● What the task requires: Return all of the data exactly, with nothing left out but the pictures.

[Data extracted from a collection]
- - - -

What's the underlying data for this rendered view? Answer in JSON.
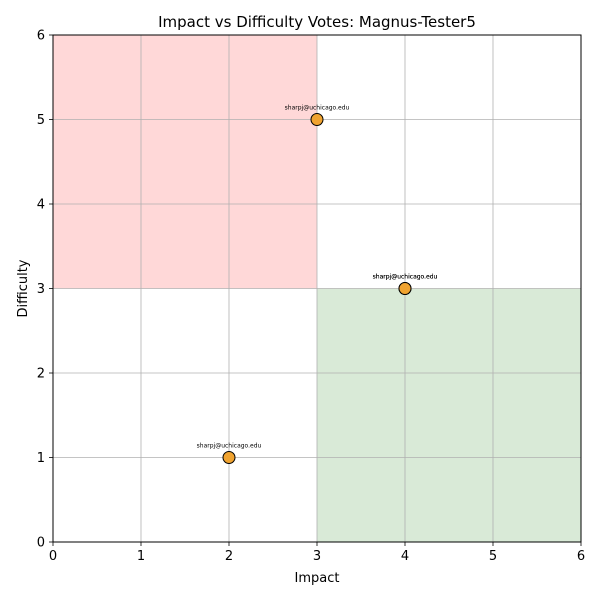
{
  "chart_data": {
    "type": "scatter",
    "title": "Impact vs Difficulty Votes: Magnus-Tester5",
    "xlabel": "Impact",
    "ylabel": "Difficulty",
    "xlim": [
      0,
      6
    ],
    "ylim": [
      0,
      6
    ],
    "xticks": [
      "0",
      "1",
      "2",
      "3",
      "4",
      "5",
      "6"
    ],
    "yticks": [
      "0",
      "1",
      "2",
      "3",
      "4",
      "5",
      "6"
    ],
    "grid": true,
    "regions": [
      {
        "x": [
          0,
          3
        ],
        "y": [
          3,
          6
        ],
        "color": "#ffd8d8"
      },
      {
        "x": [
          3,
          6
        ],
        "y": [
          0,
          3
        ],
        "color": "#d9ead7"
      }
    ],
    "points": [
      {
        "x": 3,
        "y": 5,
        "label": "sharpj@uchicago.edu"
      },
      {
        "x": 4,
        "y": 3,
        "label": "sharpj@uchicago.edu"
      },
      {
        "x": 4,
        "y": 3,
        "label": "sharpj@uchicago.edu"
      },
      {
        "x": 2,
        "y": 1,
        "label": "sharpj@uchicago.edu"
      }
    ],
    "marker_color": "#f0a330",
    "marker_edge_color": "#000000",
    "grid_color": "#b0b0b0"
  }
}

- - - -

● Output of the task:
What's the underlying data for this rendered view? Answer in JSON.
{
  "chart_data": {
    "type": "scatter",
    "title": "Impact vs Difficulty Votes: Magnus-Tester5",
    "xlabel": "Impact",
    "ylabel": "Difficulty",
    "xlim": [
      0,
      6
    ],
    "ylim": [
      0,
      6
    ],
    "xticks": [
      "0",
      "1",
      "2",
      "3",
      "4",
      "5",
      "6"
    ],
    "yticks": [
      "0",
      "1",
      "2",
      "3",
      "4",
      "5",
      "6"
    ],
    "grid": true,
    "regions": [
      {
        "x": [
          0,
          3
        ],
        "y": [
          3,
          6
        ],
        "color": "#ffd8d8"
      },
      {
        "x": [
          3,
          6
        ],
        "y": [
          0,
          3
        ],
        "color": "#d9ead7"
      }
    ],
    "points": [
      {
        "x": 3,
        "y": 5,
        "label": "sharpj@uchicago.edu"
      },
      {
        "x": 4,
        "y": 3,
        "label": "sharpj@uchicago.edu"
      },
      {
        "x": 4,
        "y": 3,
        "label": "sharpj@uchicago.edu"
      },
      {
        "x": 2,
        "y": 1,
        "label": "sharpj@uchicago.edu"
      }
    ],
    "marker_color": "#f0a330",
    "marker_edge_color": "#000000",
    "grid_color": "#b0b0b0"
  }
}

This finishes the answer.